INSTRUCTIONS TO FOLLOW: Review the material and extract every line in which the word "Venda" occurs.

DATA SHOWN:
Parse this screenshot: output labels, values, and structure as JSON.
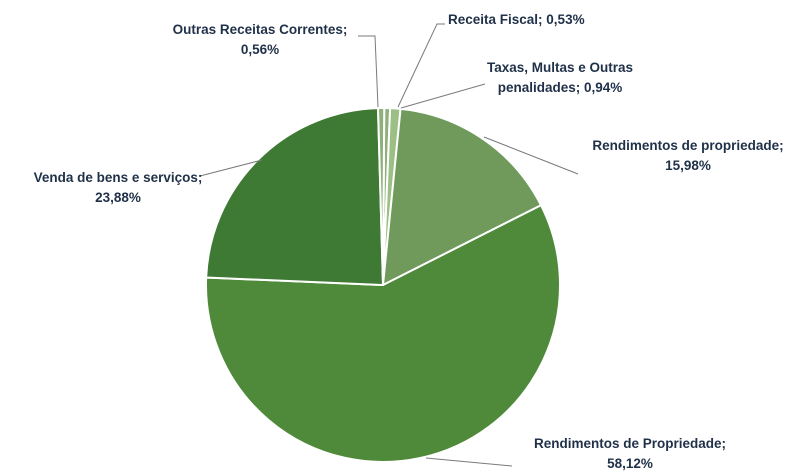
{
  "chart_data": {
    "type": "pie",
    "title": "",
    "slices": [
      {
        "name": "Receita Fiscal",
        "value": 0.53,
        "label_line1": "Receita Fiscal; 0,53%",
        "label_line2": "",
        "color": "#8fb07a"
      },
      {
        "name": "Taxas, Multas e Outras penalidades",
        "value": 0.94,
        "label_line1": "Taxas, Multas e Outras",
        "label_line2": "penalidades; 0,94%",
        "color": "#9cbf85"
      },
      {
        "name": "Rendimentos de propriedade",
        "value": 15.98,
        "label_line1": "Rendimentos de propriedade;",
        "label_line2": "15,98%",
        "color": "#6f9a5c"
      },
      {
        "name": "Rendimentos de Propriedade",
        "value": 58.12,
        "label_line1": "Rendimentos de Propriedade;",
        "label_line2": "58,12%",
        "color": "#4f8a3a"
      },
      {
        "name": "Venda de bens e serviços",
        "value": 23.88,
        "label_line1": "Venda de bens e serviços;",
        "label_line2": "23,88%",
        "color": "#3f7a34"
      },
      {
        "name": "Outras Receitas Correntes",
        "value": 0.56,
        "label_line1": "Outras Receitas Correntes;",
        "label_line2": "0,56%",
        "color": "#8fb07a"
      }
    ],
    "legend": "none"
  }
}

--

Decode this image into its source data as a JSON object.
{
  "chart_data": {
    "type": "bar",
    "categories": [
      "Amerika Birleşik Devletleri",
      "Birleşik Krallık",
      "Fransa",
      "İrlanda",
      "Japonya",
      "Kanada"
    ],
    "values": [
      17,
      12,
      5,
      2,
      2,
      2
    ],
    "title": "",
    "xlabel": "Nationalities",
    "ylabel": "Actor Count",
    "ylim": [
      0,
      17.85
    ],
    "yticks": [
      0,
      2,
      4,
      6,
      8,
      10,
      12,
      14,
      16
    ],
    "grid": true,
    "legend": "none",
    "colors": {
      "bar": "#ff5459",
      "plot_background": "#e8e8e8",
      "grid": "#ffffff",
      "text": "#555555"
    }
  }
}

SOLUTION FOR THIS TASK:
        "name": "Venda de bens e serviços",
        "label_line1": "Venda de bens e serviços;",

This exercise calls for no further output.